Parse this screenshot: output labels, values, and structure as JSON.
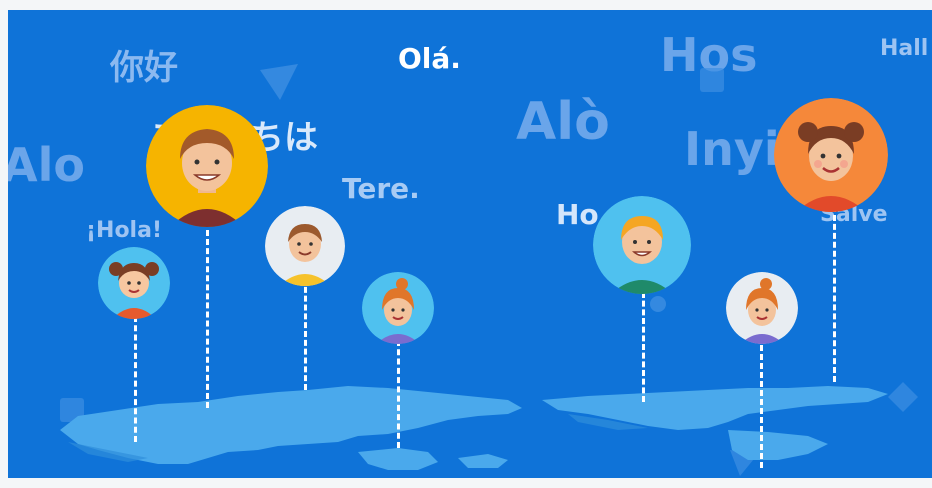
{
  "greetings": {
    "nihao": "你好",
    "ola": "Olá.",
    "hos": "Hos",
    "hall": "Hall",
    "konnichiwa": "こんにちは",
    "alo_left": "Alo",
    "alo_mid": "Alò",
    "inyi": "Inyi",
    "tere": "Tere.",
    "hola": "¡Hola!",
    "ho": "Ho",
    "salve": "Salve"
  },
  "colors": {
    "background": "#0f73d8",
    "map": "#4aa9ec",
    "pin_line": "#ffffff"
  }
}
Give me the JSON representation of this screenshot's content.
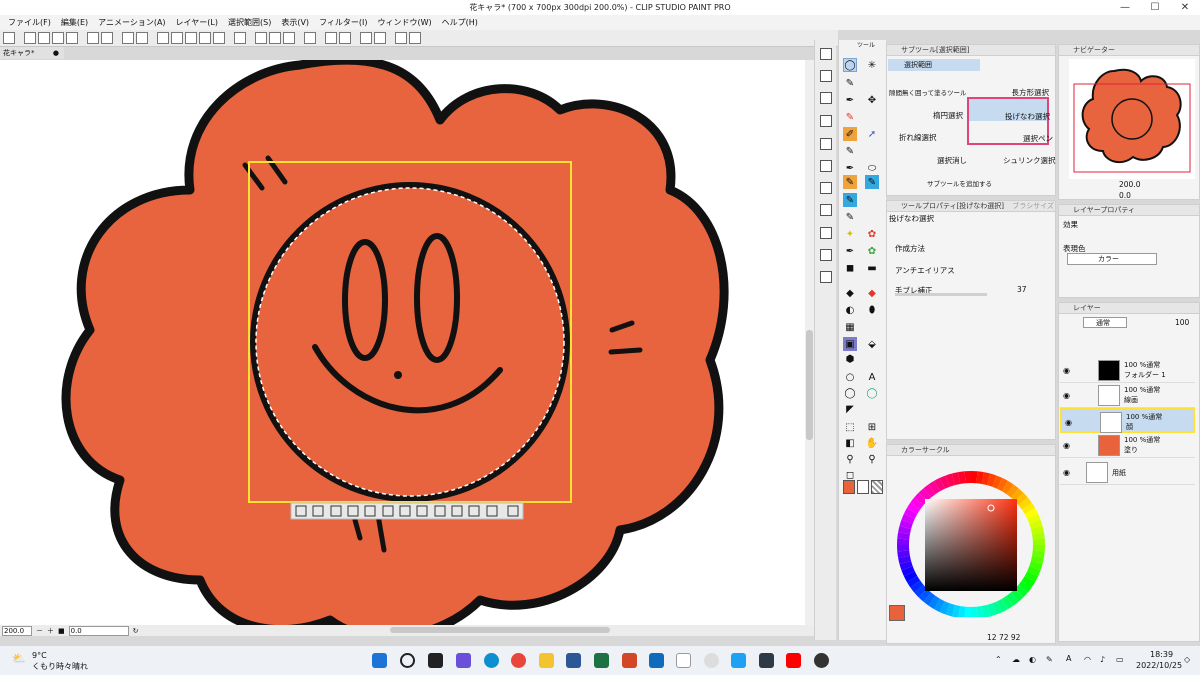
{
  "window": {
    "title": "花キャラ* (700 x 700px 300dpi 200.0%) - CLIP STUDIO PAINT PRO",
    "min": "—",
    "max": "☐",
    "close": "✕"
  },
  "menu": [
    "ファイル(F)",
    "編集(E)",
    "アニメーション(A)",
    "レイヤー(L)",
    "選択範囲(S)",
    "表示(V)",
    "フィルター(I)",
    "ウィンドウ(W)",
    "ヘルプ(H)"
  ],
  "document_tab": "花キャラ*",
  "status": {
    "zoom": "200.0",
    "angle": "0.0"
  },
  "tool_panel": {
    "title": "ツール"
  },
  "subtool_panel": {
    "title": "サブツール[選択範囲]",
    "group": "選択範囲",
    "items": [
      "長方形選択",
      "隙間無く囲って塗るツール",
      "楕円選択",
      "投げなわ選択",
      "折れ線選択",
      "選択ペン",
      "選択消し",
      "シュリンク選択"
    ],
    "add_label": "サブツールを追加する"
  },
  "tool_property": {
    "title": "ツールプロパティ[投げなわ選択]",
    "title2": "ブラシサイズ",
    "tool_name": "投げなわ選択",
    "rows": [
      {
        "label": "作成方法"
      },
      {
        "label": "アンチエイリアス"
      },
      {
        "label": "手ブレ補正",
        "value": "37"
      }
    ]
  },
  "color_panel": {
    "title": "カラーサークル",
    "main_color": "#e8623c",
    "readout": [
      "12",
      "72",
      "92"
    ]
  },
  "navigator": {
    "title": "ナビゲーター",
    "zoom": "200.0",
    "angle": "0.0"
  },
  "layer_property": {
    "title": "レイヤープロパティ",
    "effect_label": "効果",
    "expression_label": "表現色",
    "expression_value": "カラー"
  },
  "layers": {
    "title": "レイヤー",
    "blend": "通常",
    "opacity": "100",
    "rows": [
      {
        "line1": "100 %通常",
        "line2": "フォルダー 1"
      },
      {
        "line1": "100 %通常",
        "line2": "線画"
      },
      {
        "line1": "100 %通常",
        "line2": "顔"
      },
      {
        "line1": "100 %通常",
        "line2": "塗り"
      },
      {
        "line1": "",
        "line2": "用紙"
      }
    ]
  },
  "taskbar": {
    "weather_temp": "9°C",
    "weather_text": "くもり時々晴れ",
    "ime": "A",
    "time": "18:39",
    "date": "2022/10/25"
  },
  "colors": {
    "flower": "#e8643e",
    "selection": "#ffe033",
    "highlight": "#e0457a",
    "active_layer": "#c6dbf0"
  }
}
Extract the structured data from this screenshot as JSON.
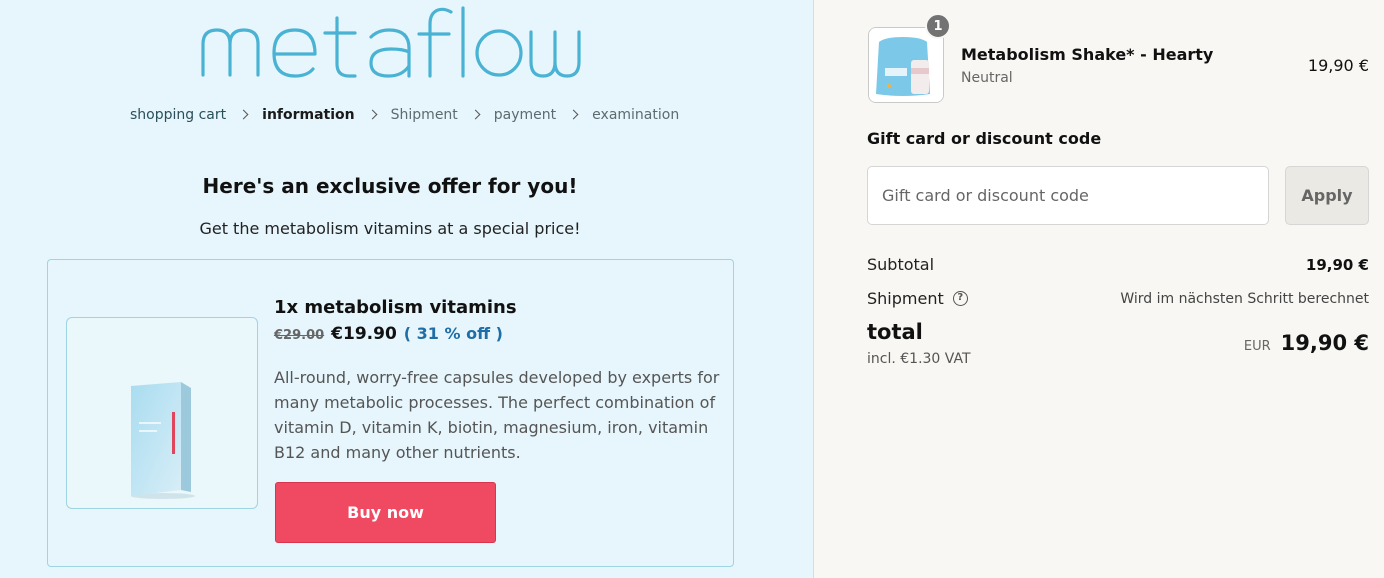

# Stated task
Without the pictures, print the whole listing exactly as given.

# Output of the task
Parse this screenshot: output labels, values, and structure as JSON.
{
  "greetings": {
    "nihao": "你好",
    "ola": "Olá.",
    "hos": "Hos",
    "hall": "Hall",
    "konnichiwa": "こんにちは",
    "alo_left": "Alo",
    "alo_mid": "Alò",
    "inyi": "Inyi",
    "tere": "Tere.",
    "hola": "¡Hola!",
    "ho": "Ho",
    "salve": "Salve"
  },
  "colors": {
    "background": "#0f73d8",
    "map": "#4aa9ec",
    "pin_line": "#ffffff"
  }
}
Give me the JSON representation of this screenshot's content.
{
  "window": {
    "title": "花キャラ* (700 x 700px 300dpi 200.0%) - CLIP STUDIO PAINT PRO",
    "min": "—",
    "max": "☐",
    "close": "✕"
  },
  "menu": [
    "ファイル(F)",
    "編集(E)",
    "アニメーション(A)",
    "レイヤー(L)",
    "選択範囲(S)",
    "表示(V)",
    "フィルター(I)",
    "ウィンドウ(W)",
    "ヘルプ(H)"
  ],
  "document_tab": "花キャラ*",
  "status": {
    "zoom": "200.0",
    "angle": "0.0"
  },
  "tool_panel": {
    "title": "ツール"
  },
  "subtool_panel": {
    "title": "サブツール[選択範囲]",
    "group": "選択範囲",
    "items": [
      "長方形選択",
      "隙間無く囲って塗るツール",
      "楕円選択",
      "投げなわ選択",
      "折れ線選択",
      "選択ペン",
      "選択消し",
      "シュリンク選択"
    ],
    "add_label": "サブツールを追加する"
  },
  "tool_property": {
    "title": "ツールプロパティ[投げなわ選択]",
    "title2": "ブラシサイズ",
    "tool_name": "投げなわ選択",
    "rows": [
      {
        "label": "作成方法"
      },
      {
        "label": "アンチエイリアス"
      },
      {
        "label": "手ブレ補正",
        "value": "37"
      }
    ]
  },
  "color_panel": {
    "title": "カラーサークル",
    "main_color": "#e8623c",
    "readout": [
      "12",
      "72",
      "92"
    ]
  },
  "navigator": {
    "title": "ナビゲーター",
    "zoom": "200.0",
    "angle": "0.0"
  },
  "layer_property": {
    "title": "レイヤープロパティ",
    "effect_label": "効果",
    "expression_label": "表現色",
    "expression_value": "カラー"
  },
  "layers": {
    "title": "レイヤー",
    "blend": "通常",
    "opacity": "100",
    "rows": [
      {
        "line1": "100 %通常",
        "line2": "フォルダー 1"
      },
      {
        "line1": "100 %通常",
        "line2": "線画"
      },
      {
        "line1": "100 %通常",
        "line2": "顔"
      },
      {
        "line1": "100 %通常",
        "line2": "塗り"
      },
      {
        "line1": "",
        "line2": "用紙"
      }
    ]
  },
  "taskbar": {
    "weather_temp": "9°C",
    "weather_text": "くもり時々晴れ",
    "ime": "A",
    "time": "18:39",
    "date": "2022/10/25"
  },
  "colors": {
    "flower": "#e8643e",
    "selection": "#ffe033",
    "highlight": "#e0457a",
    "active_layer": "#c6dbf0"
  }
}
Extract the structured data from this screenshot as JSON.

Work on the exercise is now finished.